Task prompt. Find and copy lines holding "Control".

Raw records
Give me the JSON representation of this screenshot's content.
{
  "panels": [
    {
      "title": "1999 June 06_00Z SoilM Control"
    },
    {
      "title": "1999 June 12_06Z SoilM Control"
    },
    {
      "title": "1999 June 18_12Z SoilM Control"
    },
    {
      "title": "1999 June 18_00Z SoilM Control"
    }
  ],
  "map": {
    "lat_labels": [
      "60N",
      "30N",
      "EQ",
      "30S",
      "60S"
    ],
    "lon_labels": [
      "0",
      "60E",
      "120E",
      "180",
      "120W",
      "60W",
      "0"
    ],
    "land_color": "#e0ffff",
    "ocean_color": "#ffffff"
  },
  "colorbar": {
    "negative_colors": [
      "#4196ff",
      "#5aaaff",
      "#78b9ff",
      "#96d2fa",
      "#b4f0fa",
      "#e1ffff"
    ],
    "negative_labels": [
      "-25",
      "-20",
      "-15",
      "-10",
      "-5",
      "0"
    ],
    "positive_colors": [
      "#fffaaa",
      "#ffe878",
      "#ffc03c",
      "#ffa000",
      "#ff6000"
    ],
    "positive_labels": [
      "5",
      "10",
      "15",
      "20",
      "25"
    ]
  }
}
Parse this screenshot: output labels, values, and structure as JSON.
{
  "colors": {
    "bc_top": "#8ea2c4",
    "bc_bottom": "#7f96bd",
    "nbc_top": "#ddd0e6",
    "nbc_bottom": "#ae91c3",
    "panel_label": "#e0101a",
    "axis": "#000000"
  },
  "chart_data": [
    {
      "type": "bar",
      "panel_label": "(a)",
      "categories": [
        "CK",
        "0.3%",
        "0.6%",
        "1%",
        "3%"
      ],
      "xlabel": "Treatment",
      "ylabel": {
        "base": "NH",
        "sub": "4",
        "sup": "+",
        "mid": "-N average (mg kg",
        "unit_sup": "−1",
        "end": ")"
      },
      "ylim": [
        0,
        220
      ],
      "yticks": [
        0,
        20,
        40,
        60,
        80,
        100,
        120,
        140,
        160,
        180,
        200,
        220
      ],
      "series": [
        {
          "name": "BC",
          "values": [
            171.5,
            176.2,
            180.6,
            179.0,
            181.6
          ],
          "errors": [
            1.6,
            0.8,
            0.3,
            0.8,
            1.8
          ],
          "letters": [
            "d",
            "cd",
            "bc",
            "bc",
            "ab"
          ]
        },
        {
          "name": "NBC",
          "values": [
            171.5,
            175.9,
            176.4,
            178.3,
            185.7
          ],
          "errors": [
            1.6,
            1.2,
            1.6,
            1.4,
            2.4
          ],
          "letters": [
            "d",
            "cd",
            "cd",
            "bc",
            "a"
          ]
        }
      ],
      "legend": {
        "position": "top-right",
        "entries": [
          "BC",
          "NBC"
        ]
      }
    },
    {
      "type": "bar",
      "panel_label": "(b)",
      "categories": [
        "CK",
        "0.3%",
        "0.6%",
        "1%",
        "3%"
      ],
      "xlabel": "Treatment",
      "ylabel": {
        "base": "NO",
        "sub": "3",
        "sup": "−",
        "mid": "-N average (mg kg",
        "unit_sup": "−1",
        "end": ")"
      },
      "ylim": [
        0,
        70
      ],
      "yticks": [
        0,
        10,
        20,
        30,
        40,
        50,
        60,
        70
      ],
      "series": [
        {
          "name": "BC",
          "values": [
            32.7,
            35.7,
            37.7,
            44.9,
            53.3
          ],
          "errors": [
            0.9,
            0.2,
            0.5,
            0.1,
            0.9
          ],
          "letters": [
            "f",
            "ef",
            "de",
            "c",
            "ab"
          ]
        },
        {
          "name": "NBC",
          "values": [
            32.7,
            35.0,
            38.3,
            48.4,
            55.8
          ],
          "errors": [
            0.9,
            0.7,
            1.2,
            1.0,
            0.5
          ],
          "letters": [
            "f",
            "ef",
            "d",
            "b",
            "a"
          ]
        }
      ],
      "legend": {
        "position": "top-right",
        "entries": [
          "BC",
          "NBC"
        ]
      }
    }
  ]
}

Problem solution.
      "title": "1999 June 06_00Z SoilM Control"
      "title": "1999 June 12_06Z SoilM Control"
      "title": "1999 June 18_12Z SoilM Control"
      "title": "1999 June 18_00Z SoilM Control"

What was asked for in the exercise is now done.